Directions for this task =>
Transcribe the listing verbatim. Do not carry over any pictures.

Dataset items =>

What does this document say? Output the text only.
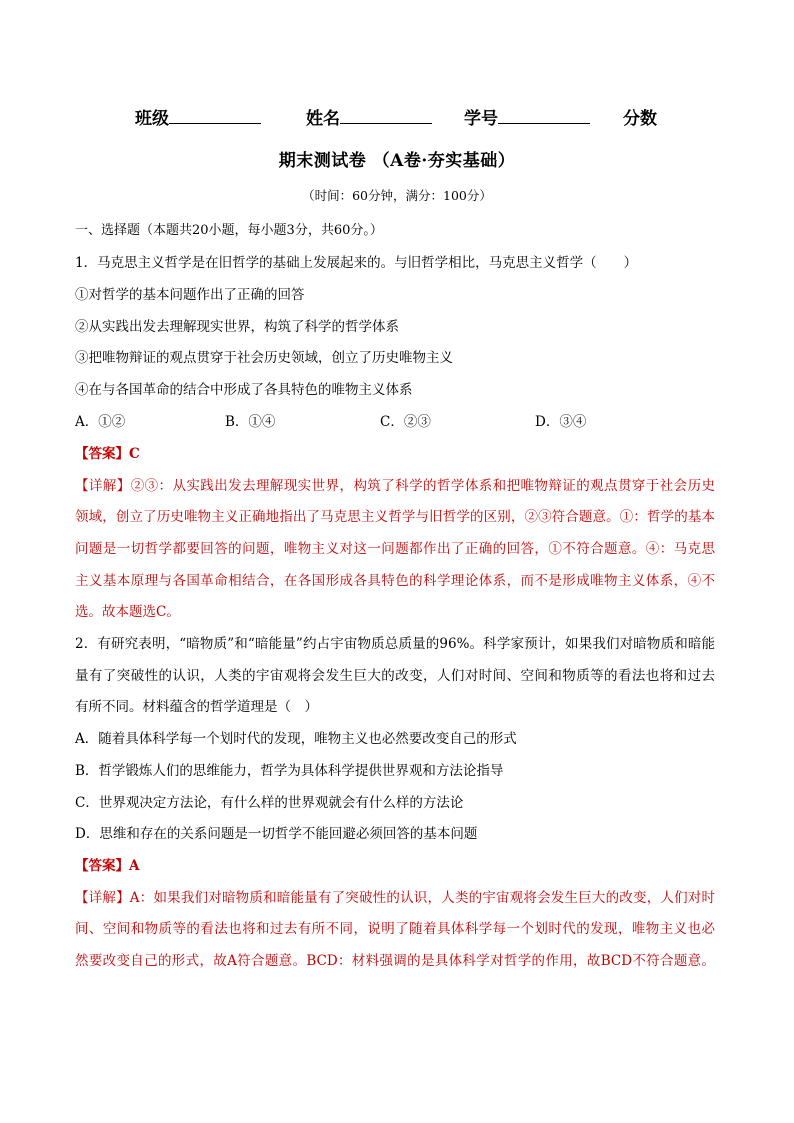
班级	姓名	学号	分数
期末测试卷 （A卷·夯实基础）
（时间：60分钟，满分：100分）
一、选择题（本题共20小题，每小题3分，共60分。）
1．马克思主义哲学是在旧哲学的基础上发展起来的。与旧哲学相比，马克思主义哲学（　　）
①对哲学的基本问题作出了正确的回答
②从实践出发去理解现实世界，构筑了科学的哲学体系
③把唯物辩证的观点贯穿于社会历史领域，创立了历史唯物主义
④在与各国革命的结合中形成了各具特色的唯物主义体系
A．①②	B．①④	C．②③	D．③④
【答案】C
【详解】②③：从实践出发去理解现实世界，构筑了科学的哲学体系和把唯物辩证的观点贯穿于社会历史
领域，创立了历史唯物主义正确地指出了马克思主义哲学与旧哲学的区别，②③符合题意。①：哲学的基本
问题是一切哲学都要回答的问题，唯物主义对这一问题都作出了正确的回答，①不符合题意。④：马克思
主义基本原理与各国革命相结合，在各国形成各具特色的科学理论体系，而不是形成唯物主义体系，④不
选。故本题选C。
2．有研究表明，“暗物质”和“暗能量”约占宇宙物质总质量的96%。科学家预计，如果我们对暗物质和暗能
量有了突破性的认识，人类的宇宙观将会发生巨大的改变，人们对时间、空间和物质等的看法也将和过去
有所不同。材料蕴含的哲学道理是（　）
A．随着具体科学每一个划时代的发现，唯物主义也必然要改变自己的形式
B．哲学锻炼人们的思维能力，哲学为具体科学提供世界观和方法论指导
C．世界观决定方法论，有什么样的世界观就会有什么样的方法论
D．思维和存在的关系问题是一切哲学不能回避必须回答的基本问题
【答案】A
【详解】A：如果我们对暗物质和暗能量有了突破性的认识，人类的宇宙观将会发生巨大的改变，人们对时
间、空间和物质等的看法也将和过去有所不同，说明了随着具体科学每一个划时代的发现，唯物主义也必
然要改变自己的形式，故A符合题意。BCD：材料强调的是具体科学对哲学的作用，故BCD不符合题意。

Finished answer =>
What does this document say? Output the text only.
班级	姓名	学号	分数
期末测试卷 （A卷·夯实基础）
（时间：60分钟，满分：100分）
一、选择题（本题共20小题，每小题3分，共60分。）
1．马克思主义哲学是在旧哲学的基础上发展起来的。与旧哲学相比，马克思主义哲学（　　）
①对哲学的基本问题作出了正确的回答
②从实践出发去理解现实世界，构筑了科学的哲学体系
③把唯物辩证的观点贯穿于社会历史领域，创立了历史唯物主义
④在与各国革命的结合中形成了各具特色的唯物主义体系
A．①②	B．①④	C．②③	D．③④
【答案】C
【详解】②③：从实践出发去理解现实世界，构筑了科学的哲学体系和把唯物辩证的观点贯穿于社会历史
领域，创立了历史唯物主义正确地指出了马克思主义哲学与旧哲学的区别，②③符合题意。①：哲学的基本
问题是一切哲学都要回答的问题，唯物主义对这一问题都作出了正确的回答，①不符合题意。④：马克思
主义基本原理与各国革命相结合，在各国形成各具特色的科学理论体系，而不是形成唯物主义体系，④不
选。故本题选C。
2．有研究表明，“暗物质”和“暗能量”约占宇宙物质总质量的96%。科学家预计，如果我们对暗物质和暗能
量有了突破性的认识，人类的宇宙观将会发生巨大的改变，人们对时间、空间和物质等的看法也将和过去
有所不同。材料蕴含的哲学道理是（　）
A．随着具体科学每一个划时代的发现，唯物主义也必然要改变自己的形式
B．哲学锻炼人们的思维能力，哲学为具体科学提供世界观和方法论指导
C．世界观决定方法论，有什么样的世界观就会有什么样的方法论
D．思维和存在的关系问题是一切哲学不能回避必须回答的基本问题
【答案】A
【详解】A：如果我们对暗物质和暗能量有了突破性的认识，人类的宇宙观将会发生巨大的改变，人们对时
间、空间和物质等的看法也将和过去有所不同，说明了随着具体科学每一个划时代的发现，唯物主义也必
然要改变自己的形式，故A符合题意。BCD：材料强调的是具体科学对哲学的作用，故BCD不符合题意。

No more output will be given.